# Data for this exercise
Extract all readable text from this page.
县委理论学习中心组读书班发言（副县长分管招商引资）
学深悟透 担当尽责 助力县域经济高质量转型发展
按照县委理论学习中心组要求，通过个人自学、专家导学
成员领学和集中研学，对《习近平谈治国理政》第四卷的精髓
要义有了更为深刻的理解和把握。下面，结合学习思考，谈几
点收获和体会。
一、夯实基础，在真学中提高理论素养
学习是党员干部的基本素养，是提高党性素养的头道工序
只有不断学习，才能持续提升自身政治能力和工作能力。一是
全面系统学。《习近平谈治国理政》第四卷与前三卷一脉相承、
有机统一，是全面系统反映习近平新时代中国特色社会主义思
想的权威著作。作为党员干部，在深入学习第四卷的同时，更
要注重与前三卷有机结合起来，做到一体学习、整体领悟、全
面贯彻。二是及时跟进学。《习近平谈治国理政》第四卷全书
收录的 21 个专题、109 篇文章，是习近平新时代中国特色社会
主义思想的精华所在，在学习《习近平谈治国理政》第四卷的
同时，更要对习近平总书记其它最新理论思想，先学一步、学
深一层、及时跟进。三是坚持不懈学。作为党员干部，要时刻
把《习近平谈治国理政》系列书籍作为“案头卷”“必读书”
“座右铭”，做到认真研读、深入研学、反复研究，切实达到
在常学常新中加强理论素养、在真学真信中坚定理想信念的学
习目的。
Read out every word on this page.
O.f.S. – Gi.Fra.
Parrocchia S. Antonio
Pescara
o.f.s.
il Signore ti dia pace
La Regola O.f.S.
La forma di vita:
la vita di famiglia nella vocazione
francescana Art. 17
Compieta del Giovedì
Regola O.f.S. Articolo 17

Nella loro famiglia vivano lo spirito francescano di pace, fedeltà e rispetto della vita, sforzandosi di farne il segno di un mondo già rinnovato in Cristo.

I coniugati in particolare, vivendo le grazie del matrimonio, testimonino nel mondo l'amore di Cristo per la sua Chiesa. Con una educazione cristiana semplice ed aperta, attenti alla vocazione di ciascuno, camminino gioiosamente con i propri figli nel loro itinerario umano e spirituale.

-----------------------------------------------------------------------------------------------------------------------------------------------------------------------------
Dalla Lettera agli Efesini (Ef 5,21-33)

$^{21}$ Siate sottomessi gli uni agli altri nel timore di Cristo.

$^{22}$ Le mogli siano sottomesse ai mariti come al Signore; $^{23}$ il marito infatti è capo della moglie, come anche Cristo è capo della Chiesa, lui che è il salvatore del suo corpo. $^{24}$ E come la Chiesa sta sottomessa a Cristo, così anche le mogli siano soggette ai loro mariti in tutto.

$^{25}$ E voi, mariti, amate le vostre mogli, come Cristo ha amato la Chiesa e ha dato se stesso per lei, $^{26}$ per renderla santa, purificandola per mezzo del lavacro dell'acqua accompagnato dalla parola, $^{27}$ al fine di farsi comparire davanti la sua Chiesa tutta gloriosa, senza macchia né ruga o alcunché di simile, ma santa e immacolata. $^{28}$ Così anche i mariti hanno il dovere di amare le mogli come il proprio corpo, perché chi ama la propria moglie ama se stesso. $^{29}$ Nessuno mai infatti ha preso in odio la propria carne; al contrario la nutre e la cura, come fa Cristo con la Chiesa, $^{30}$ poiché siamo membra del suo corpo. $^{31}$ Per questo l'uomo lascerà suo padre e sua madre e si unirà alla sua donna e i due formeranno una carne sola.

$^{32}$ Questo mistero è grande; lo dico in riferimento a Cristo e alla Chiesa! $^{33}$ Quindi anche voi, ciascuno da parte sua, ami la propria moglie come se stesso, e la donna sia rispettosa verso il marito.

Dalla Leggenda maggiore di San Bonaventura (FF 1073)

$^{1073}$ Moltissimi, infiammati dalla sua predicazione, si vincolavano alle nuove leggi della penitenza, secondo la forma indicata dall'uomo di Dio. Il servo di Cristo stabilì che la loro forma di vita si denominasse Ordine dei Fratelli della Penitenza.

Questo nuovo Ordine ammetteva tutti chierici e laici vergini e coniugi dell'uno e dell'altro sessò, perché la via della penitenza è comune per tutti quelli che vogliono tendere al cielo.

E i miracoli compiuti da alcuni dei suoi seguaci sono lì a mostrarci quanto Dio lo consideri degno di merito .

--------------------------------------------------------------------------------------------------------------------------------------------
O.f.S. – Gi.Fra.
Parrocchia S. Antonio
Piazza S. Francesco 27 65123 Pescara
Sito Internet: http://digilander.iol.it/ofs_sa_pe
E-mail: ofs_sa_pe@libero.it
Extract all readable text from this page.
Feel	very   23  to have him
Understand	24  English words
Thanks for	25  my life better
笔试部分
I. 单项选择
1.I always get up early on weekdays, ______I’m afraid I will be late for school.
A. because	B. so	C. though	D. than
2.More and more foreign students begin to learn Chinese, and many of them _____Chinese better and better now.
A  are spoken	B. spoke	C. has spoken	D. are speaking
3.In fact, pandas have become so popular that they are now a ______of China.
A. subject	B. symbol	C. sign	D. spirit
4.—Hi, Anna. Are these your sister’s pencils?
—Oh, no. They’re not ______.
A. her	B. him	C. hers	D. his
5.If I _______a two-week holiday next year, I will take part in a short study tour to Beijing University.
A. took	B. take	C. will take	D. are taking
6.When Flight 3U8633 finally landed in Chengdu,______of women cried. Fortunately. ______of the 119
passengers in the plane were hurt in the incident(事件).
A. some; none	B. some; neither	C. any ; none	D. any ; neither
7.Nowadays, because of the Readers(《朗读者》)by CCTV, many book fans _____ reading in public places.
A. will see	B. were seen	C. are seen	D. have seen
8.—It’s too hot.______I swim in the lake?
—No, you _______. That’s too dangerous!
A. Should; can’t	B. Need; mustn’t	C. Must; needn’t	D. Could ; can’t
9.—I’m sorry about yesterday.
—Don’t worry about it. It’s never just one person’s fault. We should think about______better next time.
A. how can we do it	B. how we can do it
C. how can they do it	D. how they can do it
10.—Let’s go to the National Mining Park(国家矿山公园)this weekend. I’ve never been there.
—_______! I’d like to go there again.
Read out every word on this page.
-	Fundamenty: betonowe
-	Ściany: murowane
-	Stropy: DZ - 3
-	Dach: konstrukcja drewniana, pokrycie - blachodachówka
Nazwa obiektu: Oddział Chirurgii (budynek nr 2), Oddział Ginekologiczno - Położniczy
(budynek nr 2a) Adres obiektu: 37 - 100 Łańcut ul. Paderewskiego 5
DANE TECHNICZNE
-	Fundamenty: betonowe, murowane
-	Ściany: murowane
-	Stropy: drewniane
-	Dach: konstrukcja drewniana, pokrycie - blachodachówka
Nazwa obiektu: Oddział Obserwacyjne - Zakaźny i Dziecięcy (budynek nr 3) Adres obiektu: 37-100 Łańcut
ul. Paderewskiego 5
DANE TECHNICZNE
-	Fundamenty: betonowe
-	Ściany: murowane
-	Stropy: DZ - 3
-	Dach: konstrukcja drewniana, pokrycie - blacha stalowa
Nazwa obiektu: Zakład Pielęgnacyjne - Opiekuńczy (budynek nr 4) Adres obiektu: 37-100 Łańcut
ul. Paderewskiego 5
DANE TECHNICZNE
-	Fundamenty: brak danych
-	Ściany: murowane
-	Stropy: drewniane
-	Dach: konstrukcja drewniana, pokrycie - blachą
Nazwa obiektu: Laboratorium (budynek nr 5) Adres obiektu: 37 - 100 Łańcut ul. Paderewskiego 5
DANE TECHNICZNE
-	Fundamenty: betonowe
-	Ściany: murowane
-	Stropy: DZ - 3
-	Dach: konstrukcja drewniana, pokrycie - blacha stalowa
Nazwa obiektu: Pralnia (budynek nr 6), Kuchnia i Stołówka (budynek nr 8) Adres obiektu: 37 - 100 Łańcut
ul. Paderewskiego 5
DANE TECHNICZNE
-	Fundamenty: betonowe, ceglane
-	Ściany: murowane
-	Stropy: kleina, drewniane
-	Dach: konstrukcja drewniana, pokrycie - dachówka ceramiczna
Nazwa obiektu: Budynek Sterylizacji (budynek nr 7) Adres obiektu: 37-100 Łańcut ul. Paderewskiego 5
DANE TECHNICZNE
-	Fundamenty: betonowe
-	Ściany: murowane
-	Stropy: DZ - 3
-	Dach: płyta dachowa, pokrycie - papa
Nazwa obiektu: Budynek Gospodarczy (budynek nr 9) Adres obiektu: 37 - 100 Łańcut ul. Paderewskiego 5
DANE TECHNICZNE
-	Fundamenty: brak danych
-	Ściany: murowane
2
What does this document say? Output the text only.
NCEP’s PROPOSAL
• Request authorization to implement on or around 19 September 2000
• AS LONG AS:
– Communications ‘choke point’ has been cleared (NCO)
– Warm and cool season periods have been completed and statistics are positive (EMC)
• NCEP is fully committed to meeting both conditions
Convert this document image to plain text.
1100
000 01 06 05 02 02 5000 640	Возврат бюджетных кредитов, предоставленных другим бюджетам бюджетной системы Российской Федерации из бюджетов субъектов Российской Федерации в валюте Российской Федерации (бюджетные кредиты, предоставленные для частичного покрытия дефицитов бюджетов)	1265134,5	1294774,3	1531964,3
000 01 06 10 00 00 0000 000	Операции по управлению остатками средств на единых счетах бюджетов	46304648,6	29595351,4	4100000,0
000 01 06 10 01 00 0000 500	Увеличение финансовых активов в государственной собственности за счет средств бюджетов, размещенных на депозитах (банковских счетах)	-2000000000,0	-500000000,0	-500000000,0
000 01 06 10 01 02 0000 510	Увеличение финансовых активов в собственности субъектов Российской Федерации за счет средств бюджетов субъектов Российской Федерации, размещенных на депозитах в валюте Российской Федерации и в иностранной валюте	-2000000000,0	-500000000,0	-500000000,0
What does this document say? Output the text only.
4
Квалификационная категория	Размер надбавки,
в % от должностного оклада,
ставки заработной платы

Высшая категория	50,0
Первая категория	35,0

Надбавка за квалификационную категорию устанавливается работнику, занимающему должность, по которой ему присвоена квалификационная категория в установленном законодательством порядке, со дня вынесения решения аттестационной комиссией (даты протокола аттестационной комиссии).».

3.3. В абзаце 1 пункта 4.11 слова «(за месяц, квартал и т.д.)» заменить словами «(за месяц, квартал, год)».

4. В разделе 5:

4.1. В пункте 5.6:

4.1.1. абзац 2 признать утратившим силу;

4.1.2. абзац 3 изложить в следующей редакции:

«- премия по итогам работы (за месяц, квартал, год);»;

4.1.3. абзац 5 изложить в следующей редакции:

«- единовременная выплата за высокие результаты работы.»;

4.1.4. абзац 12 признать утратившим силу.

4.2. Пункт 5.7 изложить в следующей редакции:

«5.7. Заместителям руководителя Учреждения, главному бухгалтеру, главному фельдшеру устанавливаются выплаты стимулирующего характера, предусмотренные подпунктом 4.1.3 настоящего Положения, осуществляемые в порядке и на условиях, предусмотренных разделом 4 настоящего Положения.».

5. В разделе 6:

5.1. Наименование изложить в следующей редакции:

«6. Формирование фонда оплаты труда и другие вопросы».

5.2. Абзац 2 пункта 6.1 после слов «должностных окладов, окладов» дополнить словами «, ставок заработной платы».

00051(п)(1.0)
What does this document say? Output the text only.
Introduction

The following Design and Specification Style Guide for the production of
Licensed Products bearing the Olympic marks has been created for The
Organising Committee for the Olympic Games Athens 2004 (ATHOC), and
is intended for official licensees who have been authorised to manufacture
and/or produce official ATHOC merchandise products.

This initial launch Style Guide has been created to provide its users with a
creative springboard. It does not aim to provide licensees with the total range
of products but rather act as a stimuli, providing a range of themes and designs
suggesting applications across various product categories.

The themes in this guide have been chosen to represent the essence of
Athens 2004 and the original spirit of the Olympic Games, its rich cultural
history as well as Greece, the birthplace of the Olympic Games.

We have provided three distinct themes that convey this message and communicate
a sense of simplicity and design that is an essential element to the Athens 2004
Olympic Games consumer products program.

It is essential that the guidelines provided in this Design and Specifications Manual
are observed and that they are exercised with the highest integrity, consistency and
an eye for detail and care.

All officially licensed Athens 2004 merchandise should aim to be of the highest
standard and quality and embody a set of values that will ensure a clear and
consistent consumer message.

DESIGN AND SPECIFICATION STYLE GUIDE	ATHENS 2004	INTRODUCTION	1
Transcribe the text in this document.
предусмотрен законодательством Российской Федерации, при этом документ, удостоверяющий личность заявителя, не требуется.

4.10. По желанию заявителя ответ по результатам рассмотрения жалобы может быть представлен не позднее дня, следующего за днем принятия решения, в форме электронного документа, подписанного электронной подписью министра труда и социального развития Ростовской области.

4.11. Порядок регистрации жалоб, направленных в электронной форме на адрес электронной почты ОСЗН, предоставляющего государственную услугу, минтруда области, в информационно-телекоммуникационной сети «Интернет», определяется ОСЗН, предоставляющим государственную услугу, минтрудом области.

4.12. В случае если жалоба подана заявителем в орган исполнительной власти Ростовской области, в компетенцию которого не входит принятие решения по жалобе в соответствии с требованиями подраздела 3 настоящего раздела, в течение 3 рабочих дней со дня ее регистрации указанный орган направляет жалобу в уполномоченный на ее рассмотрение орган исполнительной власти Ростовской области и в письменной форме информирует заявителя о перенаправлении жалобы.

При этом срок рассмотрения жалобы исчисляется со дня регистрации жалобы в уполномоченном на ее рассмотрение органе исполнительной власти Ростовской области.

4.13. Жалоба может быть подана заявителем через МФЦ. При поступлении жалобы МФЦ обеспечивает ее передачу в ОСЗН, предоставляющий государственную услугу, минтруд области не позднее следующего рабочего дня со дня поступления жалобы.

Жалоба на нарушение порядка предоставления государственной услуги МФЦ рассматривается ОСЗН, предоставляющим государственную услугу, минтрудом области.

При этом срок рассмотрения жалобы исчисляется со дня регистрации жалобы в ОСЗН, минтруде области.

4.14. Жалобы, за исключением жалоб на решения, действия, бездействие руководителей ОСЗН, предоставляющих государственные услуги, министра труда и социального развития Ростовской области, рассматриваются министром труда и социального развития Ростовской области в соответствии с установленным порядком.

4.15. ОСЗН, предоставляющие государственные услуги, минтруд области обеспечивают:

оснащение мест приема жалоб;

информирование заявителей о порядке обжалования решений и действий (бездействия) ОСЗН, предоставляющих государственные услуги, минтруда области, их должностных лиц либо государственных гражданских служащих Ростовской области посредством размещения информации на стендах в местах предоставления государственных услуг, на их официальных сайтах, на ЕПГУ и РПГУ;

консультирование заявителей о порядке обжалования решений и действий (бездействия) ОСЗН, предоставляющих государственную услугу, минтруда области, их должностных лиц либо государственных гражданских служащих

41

# To be done
Wherever the word "message" occurs in a line of the listing, copy that line.

# Task output
We have provided three distinct themes that convey this message and communicate
consistent consumer message.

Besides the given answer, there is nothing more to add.